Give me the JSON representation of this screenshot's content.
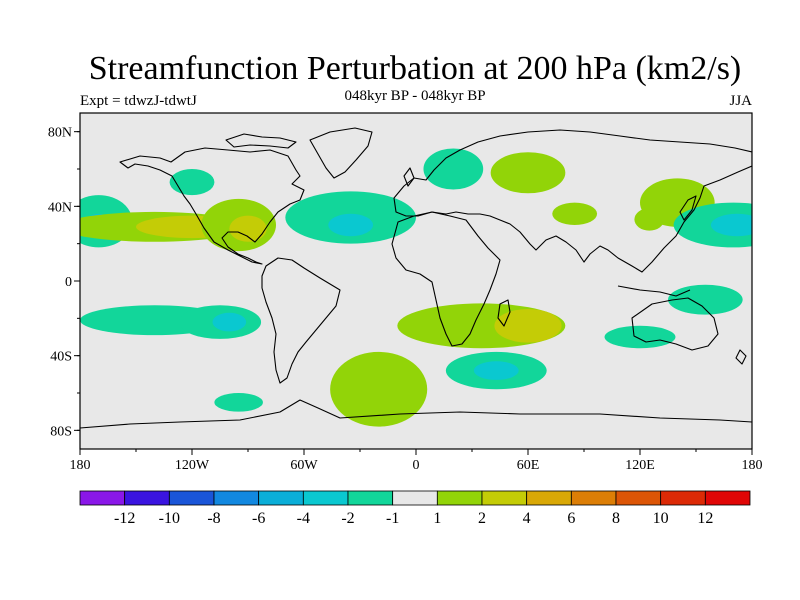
{
  "figure": {
    "title": "Streamfunction Perturbation at 200 hPa (km2/s)",
    "left_subtitle": "Expt = tdwzJ-tdwtJ",
    "center_subtitle": "048kyr BP - 048kyr BP",
    "right_subtitle": "JJA"
  },
  "map": {
    "background_color": "#e8e8e8",
    "lon_ticks": [
      "180",
      "120W",
      "60W",
      "0",
      "60E",
      "120E",
      "180"
    ],
    "lat_ticks": [
      "80N",
      "40N",
      "0",
      "40S",
      "80S"
    ],
    "lon_range": [
      -180,
      180
    ],
    "lat_range": [
      -90,
      90
    ],
    "anomalies": [
      {
        "lon": -170,
        "lat": 32,
        "rlon": 18,
        "rlat": 14,
        "level": -2
      },
      {
        "lon": -170,
        "lat": 30,
        "rlon": 8,
        "rlat": 6,
        "level": -4
      },
      {
        "lon": -140,
        "lat": 29,
        "rlon": 50,
        "rlat": 8,
        "level": 1
      },
      {
        "lon": -120,
        "lat": 29,
        "rlon": 30,
        "rlat": 6,
        "level": 2
      },
      {
        "lon": -95,
        "lat": 30,
        "rlon": 20,
        "rlat": 14,
        "level": 1
      },
      {
        "lon": -90,
        "lat": 28,
        "rlon": 10,
        "rlat": 7,
        "level": 2
      },
      {
        "lon": -120,
        "lat": 53,
        "rlon": 12,
        "rlat": 7,
        "level": -2
      },
      {
        "lon": -35,
        "lat": 34,
        "rlon": 35,
        "rlat": 14,
        "level": -2
      },
      {
        "lon": -35,
        "lat": 30,
        "rlon": 12,
        "rlat": 6,
        "level": -4
      },
      {
        "lon": 20,
        "lat": 60,
        "rlon": 16,
        "rlat": 11,
        "level": -2
      },
      {
        "lon": 60,
        "lat": 58,
        "rlon": 20,
        "rlat": 11,
        "level": 1
      },
      {
        "lon": 85,
        "lat": 36,
        "rlon": 12,
        "rlat": 6,
        "level": 1
      },
      {
        "lon": 140,
        "lat": 42,
        "rlon": 20,
        "rlat": 13,
        "level": 1
      },
      {
        "lon": 125,
        "lat": 33,
        "rlon": 8,
        "rlat": 6,
        "level": 1
      },
      {
        "lon": 170,
        "lat": 30,
        "rlon": 32,
        "rlat": 12,
        "level": -2
      },
      {
        "lon": 172,
        "lat": 30,
        "rlon": 14,
        "rlat": 6,
        "level": -4
      },
      {
        "lon": -140,
        "lat": -21,
        "rlon": 40,
        "rlat": 8,
        "level": -2
      },
      {
        "lon": -105,
        "lat": -22,
        "rlon": 22,
        "rlat": 9,
        "level": -2
      },
      {
        "lon": -100,
        "lat": -22,
        "rlon": 9,
        "rlat": 5,
        "level": -4
      },
      {
        "lon": 35,
        "lat": -24,
        "rlon": 45,
        "rlat": 12,
        "level": 1
      },
      {
        "lon": 60,
        "lat": -24,
        "rlon": 18,
        "rlat": 9,
        "level": 2
      },
      {
        "lon": 120,
        "lat": -30,
        "rlon": 19,
        "rlat": 6,
        "level": -2
      },
      {
        "lon": 155,
        "lat": -10,
        "rlon": 20,
        "rlat": 8,
        "level": -2
      },
      {
        "lon": -20,
        "lat": -58,
        "rlon": 26,
        "rlat": 20,
        "level": 1
      },
      {
        "lon": 43,
        "lat": -48,
        "rlon": 27,
        "rlat": 10,
        "level": -2
      },
      {
        "lon": 43,
        "lat": -48,
        "rlon": 12,
        "rlat": 5,
        "level": -4
      },
      {
        "lon": -95,
        "lat": -65,
        "rlon": 13,
        "rlat": 5,
        "level": -2
      }
    ]
  },
  "colorbar": {
    "colors": [
      "#8a17e8",
      "#3a14e0",
      "#1a55d8",
      "#1288e0",
      "#0aaed8",
      "#0ac8d0",
      "#12d69a",
      "#e8e8e8",
      "#92d408",
      "#c4cc06",
      "#d9a806",
      "#dc7e06",
      "#dc5506",
      "#dc2a06",
      "#e00606"
    ],
    "labels": [
      "-12",
      "-10",
      "-8",
      "-6",
      "-4",
      "-2",
      "-1",
      "1",
      "2",
      "4",
      "6",
      "8",
      "10",
      "12"
    ]
  }
}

- **Task instructions**: Reproduce each line word for word and drop the pictures.

- **Task answer**:
Give me the JSON representation of this screenshot's content.
{
  "figure": {
    "title": "Streamfunction Perturbation at 200 hPa (km2/s)",
    "left_subtitle": "Expt = tdwzJ-tdwtJ",
    "center_subtitle": "048kyr BP - 048kyr BP",
    "right_subtitle": "JJA"
  },
  "map": {
    "background_color": "#e8e8e8",
    "lon_ticks": [
      "180",
      "120W",
      "60W",
      "0",
      "60E",
      "120E",
      "180"
    ],
    "lat_ticks": [
      "80N",
      "40N",
      "0",
      "40S",
      "80S"
    ],
    "lon_range": [
      -180,
      180
    ],
    "lat_range": [
      -90,
      90
    ],
    "anomalies": [
      {
        "lon": -170,
        "lat": 32,
        "rlon": 18,
        "rlat": 14,
        "level": -2
      },
      {
        "lon": -170,
        "lat": 30,
        "rlon": 8,
        "rlat": 6,
        "level": -4
      },
      {
        "lon": -140,
        "lat": 29,
        "rlon": 50,
        "rlat": 8,
        "level": 1
      },
      {
        "lon": -120,
        "lat": 29,
        "rlon": 30,
        "rlat": 6,
        "level": 2
      },
      {
        "lon": -95,
        "lat": 30,
        "rlon": 20,
        "rlat": 14,
        "level": 1
      },
      {
        "lon": -90,
        "lat": 28,
        "rlon": 10,
        "rlat": 7,
        "level": 2
      },
      {
        "lon": -120,
        "lat": 53,
        "rlon": 12,
        "rlat": 7,
        "level": -2
      },
      {
        "lon": -35,
        "lat": 34,
        "rlon": 35,
        "rlat": 14,
        "level": -2
      },
      {
        "lon": -35,
        "lat": 30,
        "rlon": 12,
        "rlat": 6,
        "level": -4
      },
      {
        "lon": 20,
        "lat": 60,
        "rlon": 16,
        "rlat": 11,
        "level": -2
      },
      {
        "lon": 60,
        "lat": 58,
        "rlon": 20,
        "rlat": 11,
        "level": 1
      },
      {
        "lon": 85,
        "lat": 36,
        "rlon": 12,
        "rlat": 6,
        "level": 1
      },
      {
        "lon": 140,
        "lat": 42,
        "rlon": 20,
        "rlat": 13,
        "level": 1
      },
      {
        "lon": 125,
        "lat": 33,
        "rlon": 8,
        "rlat": 6,
        "level": 1
      },
      {
        "lon": 170,
        "lat": 30,
        "rlon": 32,
        "rlat": 12,
        "level": -2
      },
      {
        "lon": 172,
        "lat": 30,
        "rlon": 14,
        "rlat": 6,
        "level": -4
      },
      {
        "lon": -140,
        "lat": -21,
        "rlon": 40,
        "rlat": 8,
        "level": -2
      },
      {
        "lon": -105,
        "lat": -22,
        "rlon": 22,
        "rlat": 9,
        "level": -2
      },
      {
        "lon": -100,
        "lat": -22,
        "rlon": 9,
        "rlat": 5,
        "level": -4
      },
      {
        "lon": 35,
        "lat": -24,
        "rlon": 45,
        "rlat": 12,
        "level": 1
      },
      {
        "lon": 60,
        "lat": -24,
        "rlon": 18,
        "rlat": 9,
        "level": 2
      },
      {
        "lon": 120,
        "lat": -30,
        "rlon": 19,
        "rlat": 6,
        "level": -2
      },
      {
        "lon": 155,
        "lat": -10,
        "rlon": 20,
        "rlat": 8,
        "level": -2
      },
      {
        "lon": -20,
        "lat": -58,
        "rlon": 26,
        "rlat": 20,
        "level": 1
      },
      {
        "lon": 43,
        "lat": -48,
        "rlon": 27,
        "rlat": 10,
        "level": -2
      },
      {
        "lon": 43,
        "lat": -48,
        "rlon": 12,
        "rlat": 5,
        "level": -4
      },
      {
        "lon": -95,
        "lat": -65,
        "rlon": 13,
        "rlat": 5,
        "level": -2
      }
    ]
  },
  "colorbar": {
    "colors": [
      "#8a17e8",
      "#3a14e0",
      "#1a55d8",
      "#1288e0",
      "#0aaed8",
      "#0ac8d0",
      "#12d69a",
      "#e8e8e8",
      "#92d408",
      "#c4cc06",
      "#d9a806",
      "#dc7e06",
      "#dc5506",
      "#dc2a06",
      "#e00606"
    ],
    "labels": [
      "-12",
      "-10",
      "-8",
      "-6",
      "-4",
      "-2",
      "-1",
      "1",
      "2",
      "4",
      "6",
      "8",
      "10",
      "12"
    ]
  }
}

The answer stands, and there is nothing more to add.